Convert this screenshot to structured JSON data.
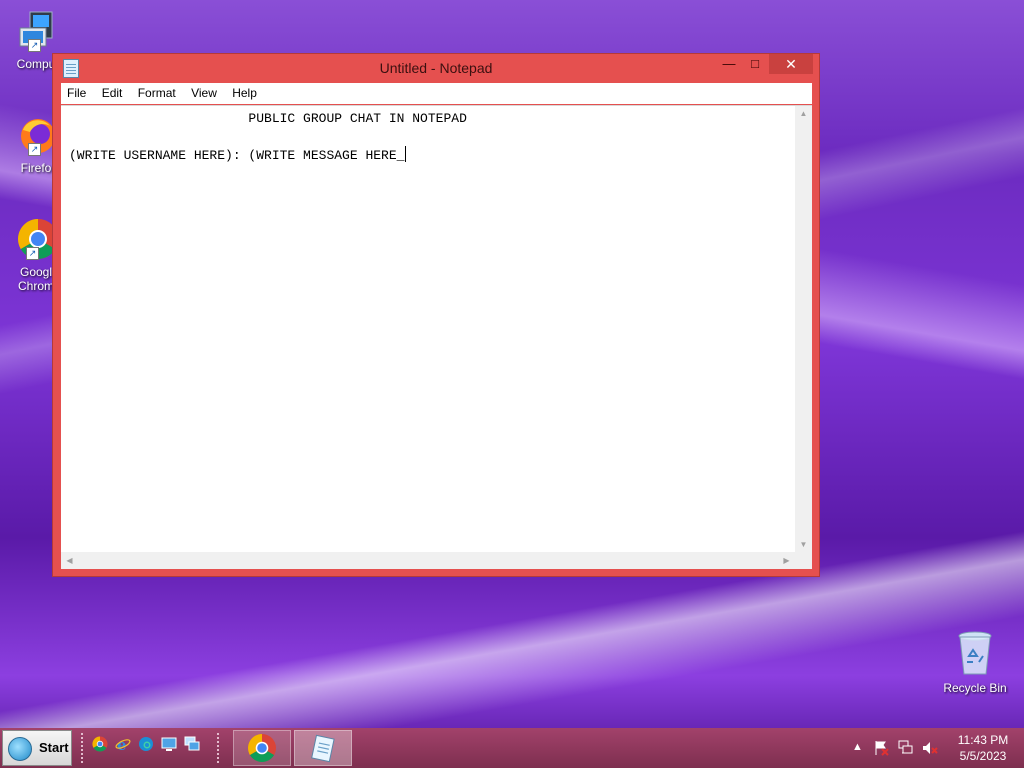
{
  "desktop": {
    "icons": [
      {
        "label": "Compu",
        "icon": "computer-icon"
      },
      {
        "label": "Firefox",
        "icon": "firefox-icon"
      },
      {
        "label": "Google Chrome",
        "icon": "chrome-icon"
      },
      {
        "label": "Recycle Bin",
        "icon": "recycle-bin-icon"
      }
    ],
    "icon_labels": {
      "computer": "Compu",
      "firefox": "Firefo",
      "chrome_line1": "Googl",
      "chrome_line2": "Chrom",
      "recycle": "Recycle Bin"
    }
  },
  "notepad": {
    "title": "Untitled - Notepad",
    "buttons": {
      "minimize": "—",
      "maximize": "□",
      "close": "✕"
    },
    "menu": {
      "file": "File",
      "edit": "Edit",
      "format": "Format",
      "view": "View",
      "help": "Help"
    },
    "content": {
      "line1": "                       PUBLIC GROUP CHAT IN NOTEPAD",
      "line2": "",
      "line3": "(WRITE USERNAME HERE): (WRITE MESSAGE HERE_"
    }
  },
  "taskbar": {
    "start_label": "Start",
    "quick_launch": [
      "chrome-icon",
      "internet-explorer-icon",
      "edge-icon",
      "show-desktop-icon",
      "switch-windows-icon"
    ],
    "tasks": [
      "chrome-icon",
      "notepad-icon"
    ],
    "tray": [
      "show-hidden-icons",
      "action-center-icon",
      "network-icon",
      "volume-muted-icon"
    ],
    "clock": {
      "time": "11:43 PM",
      "date": "5/5/2023"
    }
  },
  "colors": {
    "window_frame": "#e5504f",
    "close_button": "#c9413f",
    "taskbar": "#8e3658"
  }
}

__________________________________________________

• What the exercise asks: Copy the data word for word. Pictures do not go in the copy.

• Complete output:
Convert this screenshot to structured JSON data.
{
  "desktop": {
    "icons": [
      {
        "label": "Compu",
        "icon": "computer-icon"
      },
      {
        "label": "Firefox",
        "icon": "firefox-icon"
      },
      {
        "label": "Google Chrome",
        "icon": "chrome-icon"
      },
      {
        "label": "Recycle Bin",
        "icon": "recycle-bin-icon"
      }
    ],
    "icon_labels": {
      "computer": "Compu",
      "firefox": "Firefo",
      "chrome_line1": "Googl",
      "chrome_line2": "Chrom",
      "recycle": "Recycle Bin"
    }
  },
  "notepad": {
    "title": "Untitled - Notepad",
    "buttons": {
      "minimize": "—",
      "maximize": "□",
      "close": "✕"
    },
    "menu": {
      "file": "File",
      "edit": "Edit",
      "format": "Format",
      "view": "View",
      "help": "Help"
    },
    "content": {
      "line1": "                       PUBLIC GROUP CHAT IN NOTEPAD",
      "line2": "",
      "line3": "(WRITE USERNAME HERE): (WRITE MESSAGE HERE_"
    }
  },
  "taskbar": {
    "start_label": "Start",
    "quick_launch": [
      "chrome-icon",
      "internet-explorer-icon",
      "edge-icon",
      "show-desktop-icon",
      "switch-windows-icon"
    ],
    "tasks": [
      "chrome-icon",
      "notepad-icon"
    ],
    "tray": [
      "show-hidden-icons",
      "action-center-icon",
      "network-icon",
      "volume-muted-icon"
    ],
    "clock": {
      "time": "11:43 PM",
      "date": "5/5/2023"
    }
  },
  "colors": {
    "window_frame": "#e5504f",
    "close_button": "#c9413f",
    "taskbar": "#8e3658"
  }
}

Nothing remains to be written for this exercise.